▶ [Task requirements]:
Every line that contains the word "icon" should be copied out.
========
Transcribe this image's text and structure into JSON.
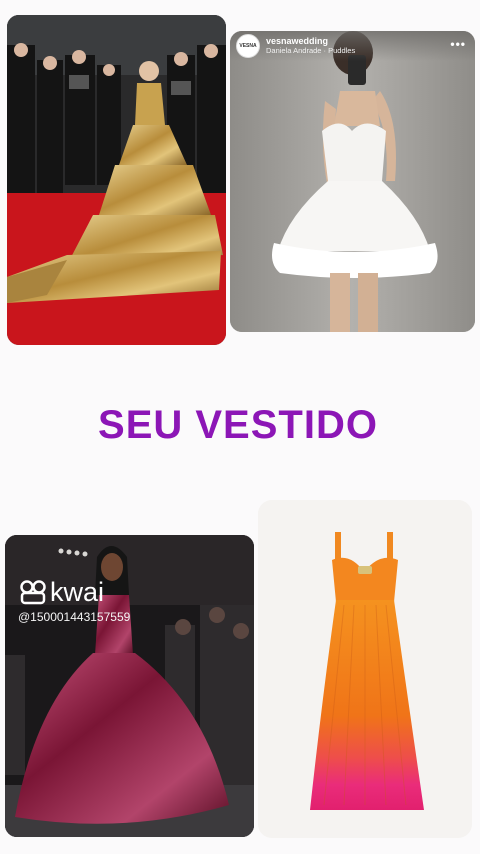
{
  "headline": "SEU VESTIDO",
  "instagram_post": {
    "username": "vesnawedding",
    "audio": "Daniela Andrade · Puddles",
    "avatar_text": "VESNA",
    "more_icon": "more-horizontal-icon"
  },
  "kwai_overlay": {
    "brand": "kwai",
    "user_id": "@150001443157559",
    "logo_icon": "kwai-logo-icon"
  },
  "colors": {
    "headline": "#8c16b6",
    "red_carpet": "#c9151c",
    "gold_gown": "#c9a14e",
    "orange_dress": "#f07a1a",
    "pink_hem": "#ea2c7a",
    "magenta_gown": "#8e1d43"
  }
}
========
▶ [Response below]:
    "more_icon": "more-horizontal-icon"
    "logo_icon": "kwai-logo-icon"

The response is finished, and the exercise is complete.